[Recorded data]

▼▼▼

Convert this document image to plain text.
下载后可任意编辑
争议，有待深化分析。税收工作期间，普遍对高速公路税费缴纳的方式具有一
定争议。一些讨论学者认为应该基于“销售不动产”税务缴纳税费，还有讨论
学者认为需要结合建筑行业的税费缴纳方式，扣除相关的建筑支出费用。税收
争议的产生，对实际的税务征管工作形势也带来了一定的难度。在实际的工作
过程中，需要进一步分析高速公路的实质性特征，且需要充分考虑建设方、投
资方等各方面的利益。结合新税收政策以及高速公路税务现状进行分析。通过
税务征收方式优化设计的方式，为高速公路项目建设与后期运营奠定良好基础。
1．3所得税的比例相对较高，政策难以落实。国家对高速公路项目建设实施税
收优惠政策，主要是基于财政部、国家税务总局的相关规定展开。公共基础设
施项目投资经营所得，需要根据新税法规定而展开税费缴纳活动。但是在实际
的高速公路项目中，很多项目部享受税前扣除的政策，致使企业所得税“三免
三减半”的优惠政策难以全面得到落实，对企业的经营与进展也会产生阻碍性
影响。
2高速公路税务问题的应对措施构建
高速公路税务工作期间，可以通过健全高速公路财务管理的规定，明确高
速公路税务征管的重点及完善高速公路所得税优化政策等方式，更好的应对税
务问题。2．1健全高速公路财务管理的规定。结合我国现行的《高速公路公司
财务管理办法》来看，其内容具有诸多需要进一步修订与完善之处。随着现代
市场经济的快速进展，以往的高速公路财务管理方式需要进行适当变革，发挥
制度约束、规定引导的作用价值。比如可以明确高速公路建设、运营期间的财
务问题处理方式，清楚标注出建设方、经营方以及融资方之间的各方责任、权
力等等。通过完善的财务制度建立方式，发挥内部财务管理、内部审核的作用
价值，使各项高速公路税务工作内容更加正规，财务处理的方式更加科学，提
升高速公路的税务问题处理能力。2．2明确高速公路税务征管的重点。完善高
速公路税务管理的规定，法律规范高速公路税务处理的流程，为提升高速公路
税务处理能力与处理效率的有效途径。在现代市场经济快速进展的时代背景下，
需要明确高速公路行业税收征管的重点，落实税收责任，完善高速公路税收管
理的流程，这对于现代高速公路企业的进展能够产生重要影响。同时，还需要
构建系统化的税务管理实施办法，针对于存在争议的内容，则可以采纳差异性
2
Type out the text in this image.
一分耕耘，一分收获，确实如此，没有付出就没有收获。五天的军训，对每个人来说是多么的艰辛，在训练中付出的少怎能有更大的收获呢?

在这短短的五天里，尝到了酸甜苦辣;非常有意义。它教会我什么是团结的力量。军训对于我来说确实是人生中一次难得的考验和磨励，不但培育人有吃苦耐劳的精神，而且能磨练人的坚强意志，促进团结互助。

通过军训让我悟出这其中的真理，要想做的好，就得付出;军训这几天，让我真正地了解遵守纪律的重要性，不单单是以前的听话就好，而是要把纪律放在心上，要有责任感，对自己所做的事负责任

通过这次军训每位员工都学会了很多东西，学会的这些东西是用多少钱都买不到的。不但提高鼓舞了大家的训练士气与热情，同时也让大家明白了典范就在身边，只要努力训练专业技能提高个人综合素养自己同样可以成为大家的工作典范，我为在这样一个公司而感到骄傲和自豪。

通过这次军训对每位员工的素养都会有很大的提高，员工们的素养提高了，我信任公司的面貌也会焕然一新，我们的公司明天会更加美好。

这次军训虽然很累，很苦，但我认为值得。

▲▲▲

§ **EXERCISE GOAL**
Each line above that includes "text" should be shown.

§ **FULL ANSWER**
Convert this document image to plain text.
Type out the text in this image.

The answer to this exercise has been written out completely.